- What this exercise asks -
1. Name each food that, according to the Lucknow train-ride passage below, filled the tiffin carriers prepared the night before the journey.
2. Write the next part of the Lucknow train-ride passage below, starting right after its final sentence.

The train ride to Lucknow every summer! That was our annual ritual. Our dadur bari (maternal grandfather’s house) was in Lucknow. During the summer breaks, my mom would head there with her three little girls in tow (my twin sisters and me) – two identical 2-year olds and one 5-year old. Those times are etched in my memory, travelling to Lucknow in the first-class coach of a coal engine train, a journey that I used to so enjoy!
Train ride was a ritual then. We would first fly to Kolkata from Agartala, stay with our boro pishi (bari bua) for a couple of days before boarding the train to Lucknow from Howrah station. I remember my mom and boro pishi staying up late the night before, preparing food for the long train ride – tiffin carriers full of puri, sukha aloo sabzi & achaar and home-made sweets. And of course, there would be bread, cakes, biscuits, toffees, powder milk and what not. Our older cousins, who would come to see us off, would buy a ghara from the station that would be washed and filled with drinking water and placed in our first-class compartment. Clamouring with excitement we would board the train with mom, all set for the journey that used to take two days and one night then.

- Dataset extract -
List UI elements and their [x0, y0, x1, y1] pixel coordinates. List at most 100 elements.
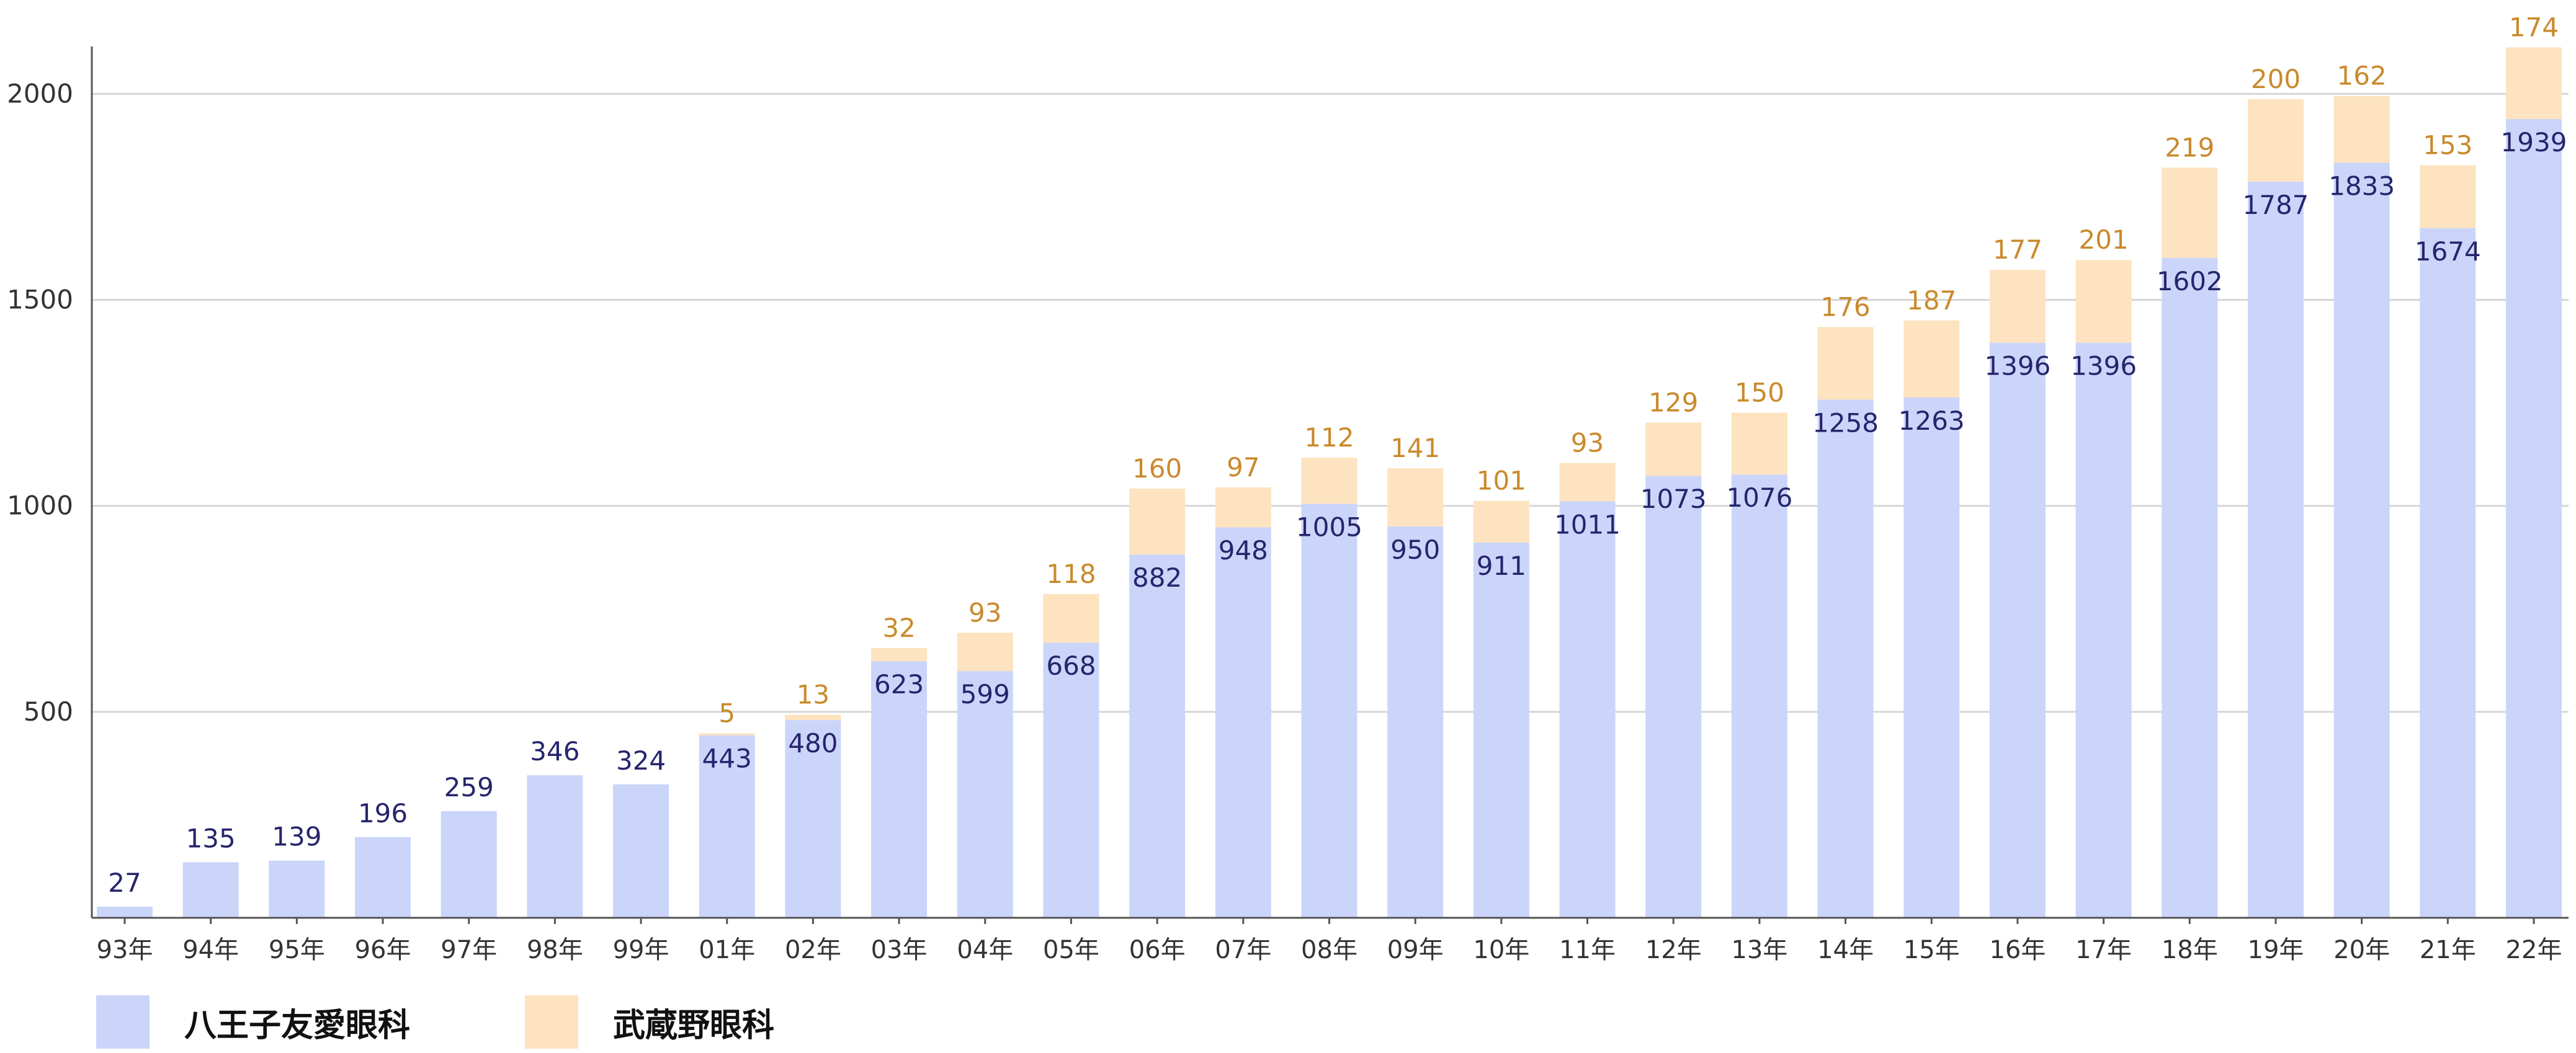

- Response list -
1. puri, sukha aloo sabzi, achaar, home-made sweets

2.
I remember waving happily at our cousins as the train would start moving. “The station is moving back,” my sisters would excitedly yell. I would wait for the train to move out of the city to the country side – trees, mud houses, acres and acres of rice or some other crop growing in the fields, cattle’s grazing. I remember trying to imagine the lives of the people living in those villages and small towns that the train would pass through. I remember imagining, even wishing, I could live in small hut in one of those villages. Viewed through the window of the train, those green villages looked so beautiful and perfect. Sometimes I would crane my neck out of the window, lost in those sceneries, to be chided by my mom. Sometimes, flying fragments of coal from the engine would get stuck in my eyes, much to my mom’s annoyance. I didn’t mind the discomfort though.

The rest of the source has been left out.